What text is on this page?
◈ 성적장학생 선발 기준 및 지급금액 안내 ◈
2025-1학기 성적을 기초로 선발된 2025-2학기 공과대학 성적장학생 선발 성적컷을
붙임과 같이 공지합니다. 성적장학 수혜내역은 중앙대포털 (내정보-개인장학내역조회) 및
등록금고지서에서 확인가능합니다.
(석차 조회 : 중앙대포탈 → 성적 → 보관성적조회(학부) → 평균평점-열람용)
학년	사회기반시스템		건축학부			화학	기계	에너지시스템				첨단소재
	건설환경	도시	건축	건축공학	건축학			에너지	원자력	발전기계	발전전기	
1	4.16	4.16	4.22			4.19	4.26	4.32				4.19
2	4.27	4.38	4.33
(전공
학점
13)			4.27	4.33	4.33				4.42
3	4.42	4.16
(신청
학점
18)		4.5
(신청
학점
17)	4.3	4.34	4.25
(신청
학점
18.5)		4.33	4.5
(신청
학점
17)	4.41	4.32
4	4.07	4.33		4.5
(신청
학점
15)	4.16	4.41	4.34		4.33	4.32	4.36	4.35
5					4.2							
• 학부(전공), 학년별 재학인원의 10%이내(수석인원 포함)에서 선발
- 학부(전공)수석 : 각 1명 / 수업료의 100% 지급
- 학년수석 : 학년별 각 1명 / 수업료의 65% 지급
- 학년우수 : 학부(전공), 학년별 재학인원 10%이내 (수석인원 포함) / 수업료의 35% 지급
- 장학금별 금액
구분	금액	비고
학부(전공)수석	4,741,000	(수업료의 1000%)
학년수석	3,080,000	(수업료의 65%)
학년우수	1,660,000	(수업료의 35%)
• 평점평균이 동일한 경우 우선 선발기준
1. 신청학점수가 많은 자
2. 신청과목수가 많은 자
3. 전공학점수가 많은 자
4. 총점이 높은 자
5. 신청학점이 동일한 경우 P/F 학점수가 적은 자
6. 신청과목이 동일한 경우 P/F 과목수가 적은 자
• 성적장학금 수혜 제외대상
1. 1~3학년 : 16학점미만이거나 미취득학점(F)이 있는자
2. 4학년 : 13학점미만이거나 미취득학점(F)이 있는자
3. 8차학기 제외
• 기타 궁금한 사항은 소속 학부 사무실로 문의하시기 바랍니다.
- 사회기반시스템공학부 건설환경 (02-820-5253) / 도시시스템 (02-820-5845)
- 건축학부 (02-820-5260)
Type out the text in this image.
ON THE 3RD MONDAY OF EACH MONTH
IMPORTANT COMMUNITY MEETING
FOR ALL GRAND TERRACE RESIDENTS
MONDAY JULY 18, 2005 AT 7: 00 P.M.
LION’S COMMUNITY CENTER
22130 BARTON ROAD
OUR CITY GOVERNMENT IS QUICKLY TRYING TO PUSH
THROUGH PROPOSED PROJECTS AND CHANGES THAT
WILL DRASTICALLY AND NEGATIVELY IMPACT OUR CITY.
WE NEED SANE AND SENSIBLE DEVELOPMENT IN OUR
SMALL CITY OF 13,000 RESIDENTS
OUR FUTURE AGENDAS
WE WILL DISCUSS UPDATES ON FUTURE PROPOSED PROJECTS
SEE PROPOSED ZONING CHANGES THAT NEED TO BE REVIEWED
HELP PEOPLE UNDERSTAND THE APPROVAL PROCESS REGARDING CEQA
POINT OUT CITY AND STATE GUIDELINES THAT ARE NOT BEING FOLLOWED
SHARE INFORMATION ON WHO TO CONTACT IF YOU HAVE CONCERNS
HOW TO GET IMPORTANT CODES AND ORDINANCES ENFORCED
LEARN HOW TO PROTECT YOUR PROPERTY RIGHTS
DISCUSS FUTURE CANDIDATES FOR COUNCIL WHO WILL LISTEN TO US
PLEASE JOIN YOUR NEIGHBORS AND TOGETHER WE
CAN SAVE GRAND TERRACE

The exercise — Select and copy every line from the records that includes the word "학년수석".

Finished answer —
- 학년수석 : 학년별 각 1명 / 수업료의 65% 지급
학년수석	3,080,000	(수업료의 65%)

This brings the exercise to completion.